--- START ---
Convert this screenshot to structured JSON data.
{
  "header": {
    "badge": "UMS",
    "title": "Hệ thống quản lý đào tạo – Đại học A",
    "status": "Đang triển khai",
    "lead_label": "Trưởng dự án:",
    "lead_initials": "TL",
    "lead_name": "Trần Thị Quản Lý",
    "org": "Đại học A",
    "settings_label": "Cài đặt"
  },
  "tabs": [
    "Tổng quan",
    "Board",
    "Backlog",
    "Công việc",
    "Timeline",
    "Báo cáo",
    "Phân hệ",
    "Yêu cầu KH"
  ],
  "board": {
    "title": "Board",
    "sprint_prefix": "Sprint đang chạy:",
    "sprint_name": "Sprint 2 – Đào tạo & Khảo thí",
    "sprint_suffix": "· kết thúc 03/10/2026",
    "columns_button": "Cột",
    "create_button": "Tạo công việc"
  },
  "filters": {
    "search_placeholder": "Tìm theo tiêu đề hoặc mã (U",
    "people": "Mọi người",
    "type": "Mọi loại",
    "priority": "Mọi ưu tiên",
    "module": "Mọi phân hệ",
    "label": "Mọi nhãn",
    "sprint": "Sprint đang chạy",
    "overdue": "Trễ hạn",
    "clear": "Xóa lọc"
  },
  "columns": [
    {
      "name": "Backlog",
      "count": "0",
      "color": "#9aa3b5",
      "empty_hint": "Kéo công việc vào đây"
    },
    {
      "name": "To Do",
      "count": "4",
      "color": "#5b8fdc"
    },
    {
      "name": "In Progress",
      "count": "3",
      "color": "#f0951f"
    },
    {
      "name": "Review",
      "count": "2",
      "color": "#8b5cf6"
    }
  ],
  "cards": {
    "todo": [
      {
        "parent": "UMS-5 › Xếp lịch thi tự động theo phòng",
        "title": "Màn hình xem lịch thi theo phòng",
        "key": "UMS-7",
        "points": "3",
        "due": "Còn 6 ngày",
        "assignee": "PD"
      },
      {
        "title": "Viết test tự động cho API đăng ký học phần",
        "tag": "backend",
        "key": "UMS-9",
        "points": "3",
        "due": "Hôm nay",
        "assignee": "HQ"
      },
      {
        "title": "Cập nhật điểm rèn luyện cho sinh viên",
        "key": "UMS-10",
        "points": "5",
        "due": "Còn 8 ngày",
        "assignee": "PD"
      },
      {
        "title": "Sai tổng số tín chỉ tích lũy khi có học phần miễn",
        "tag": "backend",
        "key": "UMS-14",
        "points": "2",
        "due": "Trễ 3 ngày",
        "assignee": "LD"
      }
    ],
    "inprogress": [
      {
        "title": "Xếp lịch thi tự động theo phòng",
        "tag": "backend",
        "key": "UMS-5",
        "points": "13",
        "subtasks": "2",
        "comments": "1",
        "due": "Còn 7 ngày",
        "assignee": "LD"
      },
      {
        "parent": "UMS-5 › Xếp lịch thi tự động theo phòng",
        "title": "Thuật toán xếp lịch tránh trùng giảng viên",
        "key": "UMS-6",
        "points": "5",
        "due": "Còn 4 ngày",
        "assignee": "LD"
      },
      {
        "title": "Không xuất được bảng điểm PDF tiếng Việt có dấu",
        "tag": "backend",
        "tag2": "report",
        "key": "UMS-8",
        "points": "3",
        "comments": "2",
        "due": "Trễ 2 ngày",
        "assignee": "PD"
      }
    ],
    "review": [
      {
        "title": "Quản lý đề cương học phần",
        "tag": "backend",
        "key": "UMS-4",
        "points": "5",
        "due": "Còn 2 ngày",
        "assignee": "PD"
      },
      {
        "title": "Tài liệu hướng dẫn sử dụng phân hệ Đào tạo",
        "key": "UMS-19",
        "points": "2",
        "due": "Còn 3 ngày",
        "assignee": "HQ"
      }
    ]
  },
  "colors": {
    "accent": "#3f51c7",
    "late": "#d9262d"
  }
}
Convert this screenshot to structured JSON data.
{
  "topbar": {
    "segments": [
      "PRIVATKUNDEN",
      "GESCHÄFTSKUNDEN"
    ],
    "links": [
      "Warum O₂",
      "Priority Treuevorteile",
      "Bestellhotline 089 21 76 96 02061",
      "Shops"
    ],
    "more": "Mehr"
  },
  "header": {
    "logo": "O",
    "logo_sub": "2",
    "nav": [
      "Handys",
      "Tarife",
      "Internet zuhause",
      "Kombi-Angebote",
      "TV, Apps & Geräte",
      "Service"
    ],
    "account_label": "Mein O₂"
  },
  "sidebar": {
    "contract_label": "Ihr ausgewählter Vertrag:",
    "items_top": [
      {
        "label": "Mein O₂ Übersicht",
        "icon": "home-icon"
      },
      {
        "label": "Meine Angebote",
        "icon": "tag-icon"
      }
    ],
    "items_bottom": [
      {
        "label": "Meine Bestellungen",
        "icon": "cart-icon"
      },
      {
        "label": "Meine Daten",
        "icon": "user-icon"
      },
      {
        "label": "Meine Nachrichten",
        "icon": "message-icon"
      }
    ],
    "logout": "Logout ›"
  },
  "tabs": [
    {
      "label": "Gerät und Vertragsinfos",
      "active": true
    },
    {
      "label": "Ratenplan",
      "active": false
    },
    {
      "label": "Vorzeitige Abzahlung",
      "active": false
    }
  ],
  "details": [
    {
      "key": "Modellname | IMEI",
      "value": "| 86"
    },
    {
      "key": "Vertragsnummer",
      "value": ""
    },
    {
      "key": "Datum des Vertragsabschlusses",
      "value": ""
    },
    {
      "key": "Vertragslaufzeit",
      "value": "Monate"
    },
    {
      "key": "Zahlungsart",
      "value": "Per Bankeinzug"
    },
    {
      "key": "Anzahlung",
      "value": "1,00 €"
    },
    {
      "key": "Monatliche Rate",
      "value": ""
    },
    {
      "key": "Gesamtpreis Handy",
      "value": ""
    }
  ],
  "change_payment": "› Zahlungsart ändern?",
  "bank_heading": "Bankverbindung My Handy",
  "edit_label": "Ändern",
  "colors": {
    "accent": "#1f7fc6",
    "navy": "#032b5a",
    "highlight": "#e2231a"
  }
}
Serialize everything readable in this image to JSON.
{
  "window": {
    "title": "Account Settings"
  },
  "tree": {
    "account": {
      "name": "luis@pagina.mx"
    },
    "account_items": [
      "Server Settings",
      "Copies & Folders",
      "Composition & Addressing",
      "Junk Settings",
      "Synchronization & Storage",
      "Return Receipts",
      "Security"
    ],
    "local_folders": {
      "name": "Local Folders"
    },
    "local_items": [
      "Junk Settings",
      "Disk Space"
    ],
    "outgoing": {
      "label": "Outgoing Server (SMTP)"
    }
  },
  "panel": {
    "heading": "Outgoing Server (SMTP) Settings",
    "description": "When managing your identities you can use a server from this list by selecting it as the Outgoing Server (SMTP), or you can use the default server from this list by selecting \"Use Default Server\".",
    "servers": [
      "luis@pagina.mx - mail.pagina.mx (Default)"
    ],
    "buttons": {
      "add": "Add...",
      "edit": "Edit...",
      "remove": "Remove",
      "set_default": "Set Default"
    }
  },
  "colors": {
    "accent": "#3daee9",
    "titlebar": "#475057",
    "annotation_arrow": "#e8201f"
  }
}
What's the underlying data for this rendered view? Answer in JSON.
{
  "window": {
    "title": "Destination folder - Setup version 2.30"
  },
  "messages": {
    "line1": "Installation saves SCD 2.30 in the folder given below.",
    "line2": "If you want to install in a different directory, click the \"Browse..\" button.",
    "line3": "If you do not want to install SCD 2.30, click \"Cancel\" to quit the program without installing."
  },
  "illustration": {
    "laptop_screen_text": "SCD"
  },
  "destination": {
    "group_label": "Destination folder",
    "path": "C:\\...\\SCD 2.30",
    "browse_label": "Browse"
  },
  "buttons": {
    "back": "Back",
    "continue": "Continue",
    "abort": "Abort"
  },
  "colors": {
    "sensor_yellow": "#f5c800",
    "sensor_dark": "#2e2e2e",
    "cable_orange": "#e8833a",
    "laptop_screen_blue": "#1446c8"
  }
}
--- END ---
◆ Problem requirements ◆
Emit verbatim the lines running from the one with "What's the underlying" through the last line of the data, both endpoints inclusive.

◆ Result of the task ◆
What's the underlying data for this rendered view? Answer in JSON.
{
  "window": {
    "title": "Destination folder - Setup version 2.30"
  },
  "messages": {
    "line1": "Installation saves SCD 2.30 in the folder given below.",
    "line2": "If you want to install in a different directory, click the \"Browse..\" button.",
    "line3": "If you do not want to install SCD 2.30, click \"Cancel\" to quit the program without installing."
  },
  "illustration": {
    "laptop_screen_text": "SCD"
  },
  "destination": {
    "group_label": "Destination folder",
    "path": "C:\\...\\SCD 2.30",
    "browse_label": "Browse"
  },
  "buttons": {
    "back": "Back",
    "continue": "Continue",
    "abort": "Abort"
  },
  "colors": {
    "sensor_yellow": "#f5c800",
    "sensor_dark": "#2e2e2e",
    "cable_orange": "#e8833a",
    "laptop_screen_blue": "#1446c8"
  }
}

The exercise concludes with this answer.